---------- TASK INPUTS ----------

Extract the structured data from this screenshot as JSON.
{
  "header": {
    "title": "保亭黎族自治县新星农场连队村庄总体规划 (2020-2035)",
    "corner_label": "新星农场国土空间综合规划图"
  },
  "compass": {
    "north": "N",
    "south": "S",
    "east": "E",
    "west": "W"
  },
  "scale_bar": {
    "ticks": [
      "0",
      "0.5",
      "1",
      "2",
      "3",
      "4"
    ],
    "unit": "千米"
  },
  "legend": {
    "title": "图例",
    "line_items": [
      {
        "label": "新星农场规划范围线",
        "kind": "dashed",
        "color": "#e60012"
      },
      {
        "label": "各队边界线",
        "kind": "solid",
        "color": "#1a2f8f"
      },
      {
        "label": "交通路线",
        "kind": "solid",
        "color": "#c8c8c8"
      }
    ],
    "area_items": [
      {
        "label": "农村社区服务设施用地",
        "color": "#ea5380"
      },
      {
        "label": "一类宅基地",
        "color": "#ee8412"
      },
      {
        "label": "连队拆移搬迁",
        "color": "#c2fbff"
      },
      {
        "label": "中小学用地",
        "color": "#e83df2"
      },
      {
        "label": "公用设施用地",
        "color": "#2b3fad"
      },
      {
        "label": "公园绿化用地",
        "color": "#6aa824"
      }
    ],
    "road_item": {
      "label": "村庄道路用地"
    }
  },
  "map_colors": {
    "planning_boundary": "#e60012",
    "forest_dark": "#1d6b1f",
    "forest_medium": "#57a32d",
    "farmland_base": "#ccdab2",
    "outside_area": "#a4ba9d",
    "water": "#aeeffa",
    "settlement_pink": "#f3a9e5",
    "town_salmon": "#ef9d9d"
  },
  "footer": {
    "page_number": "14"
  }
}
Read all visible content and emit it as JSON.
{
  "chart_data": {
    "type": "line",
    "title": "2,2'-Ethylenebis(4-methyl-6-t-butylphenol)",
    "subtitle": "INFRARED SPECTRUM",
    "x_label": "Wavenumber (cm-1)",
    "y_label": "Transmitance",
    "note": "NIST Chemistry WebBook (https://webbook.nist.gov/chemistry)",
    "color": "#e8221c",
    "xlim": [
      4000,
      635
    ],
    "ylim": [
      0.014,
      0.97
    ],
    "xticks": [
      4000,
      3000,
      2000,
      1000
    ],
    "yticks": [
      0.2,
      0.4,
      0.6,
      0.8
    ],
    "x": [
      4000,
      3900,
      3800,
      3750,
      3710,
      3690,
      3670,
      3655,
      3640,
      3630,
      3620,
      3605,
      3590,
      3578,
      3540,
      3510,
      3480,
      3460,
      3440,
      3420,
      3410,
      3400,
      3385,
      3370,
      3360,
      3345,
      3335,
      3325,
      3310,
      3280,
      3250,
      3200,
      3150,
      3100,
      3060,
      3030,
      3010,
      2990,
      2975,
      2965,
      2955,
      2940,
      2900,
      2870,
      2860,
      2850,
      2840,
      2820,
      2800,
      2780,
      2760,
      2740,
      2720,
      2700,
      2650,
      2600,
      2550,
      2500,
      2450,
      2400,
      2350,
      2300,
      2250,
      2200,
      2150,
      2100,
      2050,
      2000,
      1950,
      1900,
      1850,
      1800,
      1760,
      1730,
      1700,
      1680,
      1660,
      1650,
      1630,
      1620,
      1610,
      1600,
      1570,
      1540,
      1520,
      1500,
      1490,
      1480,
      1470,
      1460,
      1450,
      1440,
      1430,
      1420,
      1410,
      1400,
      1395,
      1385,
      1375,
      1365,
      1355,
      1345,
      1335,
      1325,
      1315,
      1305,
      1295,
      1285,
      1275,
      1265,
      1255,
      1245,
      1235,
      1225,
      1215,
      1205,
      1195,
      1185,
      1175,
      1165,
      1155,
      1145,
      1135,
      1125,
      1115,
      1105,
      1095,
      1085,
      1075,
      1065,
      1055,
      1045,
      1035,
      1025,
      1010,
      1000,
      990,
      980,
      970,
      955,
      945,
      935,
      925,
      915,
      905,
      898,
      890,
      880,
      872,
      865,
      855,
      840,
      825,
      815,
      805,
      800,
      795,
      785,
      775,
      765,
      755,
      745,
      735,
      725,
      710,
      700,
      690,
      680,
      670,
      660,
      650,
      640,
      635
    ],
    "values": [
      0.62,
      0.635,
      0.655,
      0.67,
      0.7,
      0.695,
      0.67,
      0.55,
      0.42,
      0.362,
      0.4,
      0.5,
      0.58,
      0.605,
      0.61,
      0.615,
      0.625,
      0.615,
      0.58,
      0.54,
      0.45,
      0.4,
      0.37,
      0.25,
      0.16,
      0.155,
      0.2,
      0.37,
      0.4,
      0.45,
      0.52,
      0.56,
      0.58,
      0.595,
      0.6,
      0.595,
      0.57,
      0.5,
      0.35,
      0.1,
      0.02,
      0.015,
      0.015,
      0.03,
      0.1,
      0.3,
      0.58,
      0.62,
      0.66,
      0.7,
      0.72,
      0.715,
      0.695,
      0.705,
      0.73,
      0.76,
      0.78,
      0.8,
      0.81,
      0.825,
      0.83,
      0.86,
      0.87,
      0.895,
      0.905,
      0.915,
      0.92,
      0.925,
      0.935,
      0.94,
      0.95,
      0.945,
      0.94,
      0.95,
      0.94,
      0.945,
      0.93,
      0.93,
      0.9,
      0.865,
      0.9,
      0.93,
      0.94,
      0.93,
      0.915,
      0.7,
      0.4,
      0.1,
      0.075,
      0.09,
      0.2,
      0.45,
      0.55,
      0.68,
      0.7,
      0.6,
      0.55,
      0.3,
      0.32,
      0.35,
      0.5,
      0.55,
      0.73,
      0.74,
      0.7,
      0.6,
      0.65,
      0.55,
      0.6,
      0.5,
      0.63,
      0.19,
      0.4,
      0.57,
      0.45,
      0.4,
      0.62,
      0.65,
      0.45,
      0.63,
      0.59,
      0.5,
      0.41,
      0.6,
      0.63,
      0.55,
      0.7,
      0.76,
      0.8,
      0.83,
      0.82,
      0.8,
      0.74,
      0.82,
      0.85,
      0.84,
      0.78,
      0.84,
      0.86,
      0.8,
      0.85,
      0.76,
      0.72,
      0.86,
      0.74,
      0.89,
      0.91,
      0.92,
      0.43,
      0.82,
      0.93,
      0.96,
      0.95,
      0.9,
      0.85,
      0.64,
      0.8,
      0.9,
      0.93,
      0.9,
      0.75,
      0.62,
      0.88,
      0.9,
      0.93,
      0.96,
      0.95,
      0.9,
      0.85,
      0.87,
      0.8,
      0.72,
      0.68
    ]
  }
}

----------

● GOAL OF THE EXERCISE
What is needed here is an exact reproduction of all the entries.

● TASK OUTPUT
Extract the structured data from this screenshot as JSON.
{
  "header": {
    "title": "保亭黎族自治县新星农场连队村庄总体规划 (2020-2035)",
    "corner_label": "新星农场国土空间综合规划图"
  },
  "compass": {
    "north": "N",
    "south": "S",
    "east": "E",
    "west": "W"
  },
  "scale_bar": {
    "ticks": [
      "0",
      "0.5",
      "1",
      "2",
      "3",
      "4"
    ],
    "unit": "千米"
  },
  "legend": {
    "title": "图例",
    "line_items": [
      {
        "label": "新星农场规划范围线",
        "kind": "dashed",
        "color": "#e60012"
      },
      {
        "label": "各队边界线",
        "kind": "solid",
        "color": "#1a2f8f"
      },
      {
        "label": "交通路线",
        "kind": "solid",
        "color": "#c8c8c8"
      }
    ],
    "area_items": [
      {
        "label": "农村社区服务设施用地",
        "color": "#ea5380"
      },
      {
        "label": "一类宅基地",
        "color": "#ee8412"
      },
      {
        "label": "连队拆移搬迁",
        "color": "#c2fbff"
      },
      {
        "label": "中小学用地",
        "color": "#e83df2"
      },
      {
        "label": "公用设施用地",
        "color": "#2b3fad"
      },
      {
        "label": "公园绿化用地",
        "color": "#6aa824"
      }
    ],
    "road_item": {
      "label": "村庄道路用地"
    }
  },
  "map_colors": {
    "planning_boundary": "#e60012",
    "forest_dark": "#1d6b1f",
    "forest_medium": "#57a32d",
    "farmland_base": "#ccdab2",
    "outside_area": "#a4ba9d",
    "water": "#aeeffa",
    "settlement_pink": "#f3a9e5",
    "town_salmon": "#ef9d9d"
  },
  "footer": {
    "page_number": "14"
  }
}
Read all visible content and emit it as JSON.
{
  "chart_data": {
    "type": "line",
    "title": "2,2'-Ethylenebis(4-methyl-6-t-butylphenol)",
    "subtitle": "INFRARED SPECTRUM",
    "x_label": "Wavenumber (cm-1)",
    "y_label": "Transmitance",
    "note": "NIST Chemistry WebBook (https://webbook.nist.gov/chemistry)",
    "color": "#e8221c",
    "xlim": [
      4000,
      635
    ],
    "ylim": [
      0.014,
      0.97
    ],
    "xticks": [
      4000,
      3000,
      2000,
      1000
    ],
    "yticks": [
      0.2,
      0.4,
      0.6,
      0.8
    ],
    "x": [
      4000,
      3900,
      3800,
      3750,
      3710,
      3690,
      3670,
      3655,
      3640,
      3630,
      3620,
      3605,
      3590,
      3578,
      3540,
      3510,
      3480,
      3460,
      3440,
      3420,
      3410,
      3400,
      3385,
      3370,
      3360,
      3345,
      3335,
      3325,
      3310,
      3280,
      3250,
      3200,
      3150,
      3100,
      3060,
      3030,
      3010,
      2990,
      2975,
      2965,
      2955,
      2940,
      2900,
      2870,
      2860,
      2850,
      2840,
      2820,
      2800,
      2780,
      2760,
      2740,
      2720,
      2700,
      2650,
      2600,
      2550,
      2500,
      2450,
      2400,
      2350,
      2300,
      2250,
      2200,
      2150,
      2100,
      2050,
      2000,
      1950,
      1900,
      1850,
      1800,
      1760,
      1730,
      1700,
      1680,
      1660,
      1650,
      1630,
      1620,
      1610,
      1600,
      1570,
      1540,
      1520,
      1500,
      1490,
      1480,
      1470,
      1460,
      1450,
      1440,
      1430,
      1420,
      1410,
      1400,
      1395,
      1385,
      1375,
      1365,
      1355,
      1345,
      1335,
      1325,
      1315,
      1305,
      1295,
      1285,
      1275,
      1265,
      1255,
      1245,
      1235,
      1225,
      1215,
      1205,
      1195,
      1185,
      1175,
      1165,
      1155,
      1145,
      1135,
      1125,
      1115,
      1105,
      1095,
      1085,
      1075,
      1065,
      1055,
      1045,
      1035,
      1025,
      1010,
      1000,
      990,
      980,
      970,
      955,
      945,
      935,
      925,
      915,
      905,
      898,
      890,
      880,
      872,
      865,
      855,
      840,
      825,
      815,
      805,
      800,
      795,
      785,
      775,
      765,
      755,
      745,
      735,
      725,
      710,
      700,
      690,
      680,
      670,
      660,
      650,
      640,
      635
    ],
    "values": [
      0.62,
      0.635,
      0.655,
      0.67,
      0.7,
      0.695,
      0.67,
      0.55,
      0.42,
      0.362,
      0.4,
      0.5,
      0.58,
      0.605,
      0.61,
      0.615,
      0.625,
      0.615,
      0.58,
      0.54,
      0.45,
      0.4,
      0.37,
      0.25,
      0.16,
      0.155,
      0.2,
      0.37,
      0.4,
      0.45,
      0.52,
      0.56,
      0.58,
      0.595,
      0.6,
      0.595,
      0.57,
      0.5,
      0.35,
      0.1,
      0.02,
      0.015,
      0.015,
      0.03,
      0.1,
      0.3,
      0.58,
      0.62,
      0.66,
      0.7,
      0.72,
      0.715,
      0.695,
      0.705,
      0.73,
      0.76,
      0.78,
      0.8,
      0.81,
      0.825,
      0.83,
      0.86,
      0.87,
      0.895,
      0.905,
      0.915,
      0.92,
      0.925,
      0.935,
      0.94,
      0.95,
      0.945,
      0.94,
      0.95,
      0.94,
      0.945,
      0.93,
      0.93,
      0.9,
      0.865,
      0.9,
      0.93,
      0.94,
      0.93,
      0.915,
      0.7,
      0.4,
      0.1,
      0.075,
      0.09,
      0.2,
      0.45,
      0.55,
      0.68,
      0.7,
      0.6,
      0.55,
      0.3,
      0.32,
      0.35,
      0.5,
      0.55,
      0.73,
      0.74,
      0.7,
      0.6,
      0.65,
      0.55,
      0.6,
      0.5,
      0.63,
      0.19,
      0.4,
      0.57,
      0.45,
      0.4,
      0.62,
      0.65,
      0.45,
      0.63,
      0.59,
      0.5,
      0.41,
      0.6,
      0.63,
      0.55,
      0.7,
      0.76,
      0.8,
      0.83,
      0.82,
      0.8,
      0.74,
      0.82,
      0.85,
      0.84,
      0.78,
      0.84,
      0.86,
      0.8,
      0.85,
      0.76,
      0.72,
      0.86,
      0.74,
      0.89,
      0.91,
      0.92,
      0.43,
      0.82,
      0.93,
      0.96,
      0.95,
      0.9,
      0.85,
      0.64,
      0.8,
      0.9,
      0.93,
      0.9,
      0.75,
      0.62,
      0.88,
      0.9,
      0.93,
      0.96,
      0.95,
      0.9,
      0.85,
      0.87,
      0.8,
      0.72,
      0.68
    ]
  }
}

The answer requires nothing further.